• **Task description**: Which lines contain the word "lỏng"? Return each of them as written.

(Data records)
-.-.-

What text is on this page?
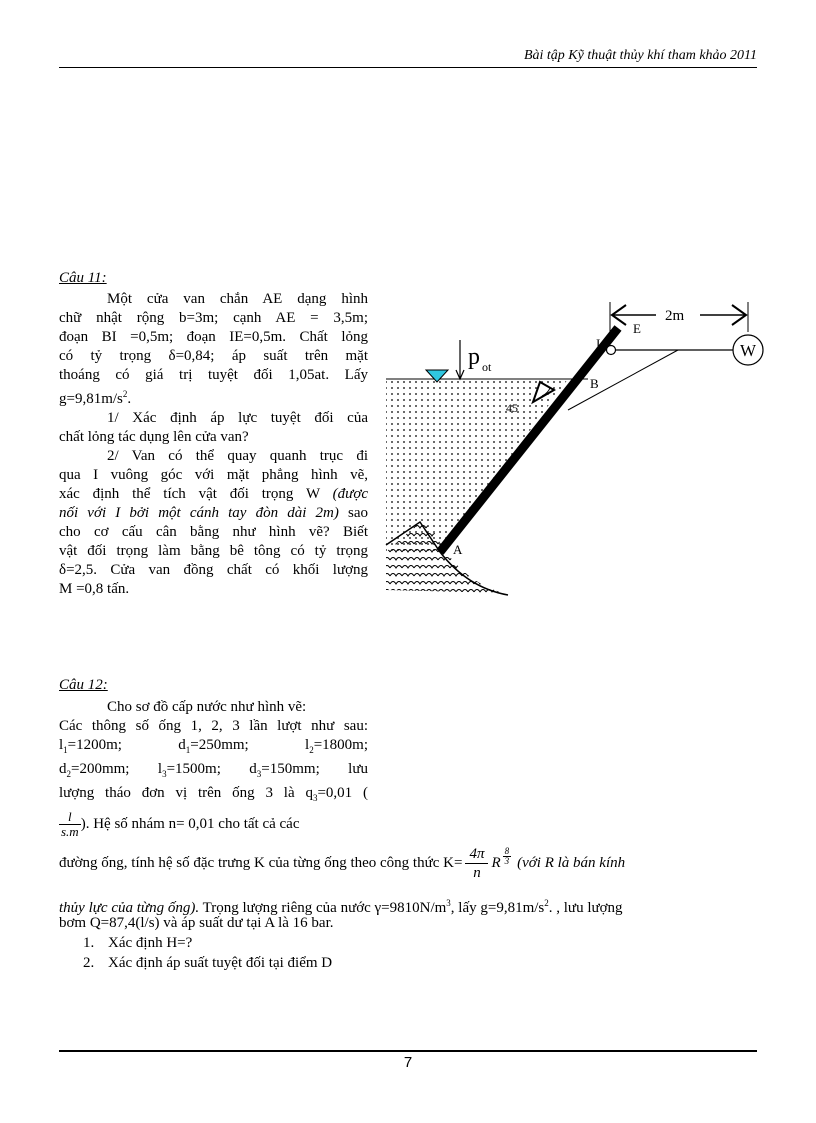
Bài tập Kỹ thuật thủy khí tham khảo 2011
Câu 11:
Một cửa van chắn AE dạng hình
chữ nhật rộng b=3m; cạnh AE = 3,5m;
đoạn BI =0,5m; đoạn IE=0,5m. Chất lỏng
có tỷ trọng δ=0,84; áp suất trên mặt
thoáng có giá trị tuyệt đối 1,05at. Lấy
$g=9,81m/s^2$.
1/ Xác định áp lực tuyệt đối của
chất lỏng tác dụng lên cửa van?
2/ Van có thể quay quanh trục đi
qua I vuông góc với mặt phẳng hình vẽ,
xác định thể tích vật đối trọng W (được
nối với I bởi một cánh tay đòn dài 2m) sao
cho cơ cấu cân bằng như hình vẽ? Biết
vật đối trọng làm bằng bê tông có tỷ trọng
δ=2,5. Cửa van đồng chất có khối lượng
M =0,8 tấn.
p ot
2m
45
W
E
I
B
A
Câu 12:
Cho sơ đồ cấp nước như hình vẽ:
Các thông số ống 1, 2, 3 lần lượt như sau:
$l_1=1200m$;	$d_1=250mm$;	$l_2=1800m$;
$d_2=200mm$; $l_3=1500m$; $d_3=150mm$; lưu
lượng tháo đơn vị trên ống 3 là $q_3=0,01$ (
$\frac{l}{s.m}$ ). Hệ số nhám n= 0,01 cho tất cả các
đường ống, tính hệ số đặc trưng K của từng ống theo công thức $K= \frac{4\pi}{n}$ R $\frac{8}{3}$ (với R là bán kính
thủy lực của từng ống). Trọng lượng riêng của nước $\gamma=9810N/m^3$, lấy $g=9,81m/s^2$. , lưu lượng
bơm Q=87,4(l/s) và áp suất dư tại A là 16 bar.
1. Xác định H=?
2. Xác định áp suất tuyệt đối tại điểm D
7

-.-.-

• **Complete response**:
đoạn BI =0,5m; đoạn IE=0,5m. Chất lỏng
chất lỏng tác dụng lên cửa van?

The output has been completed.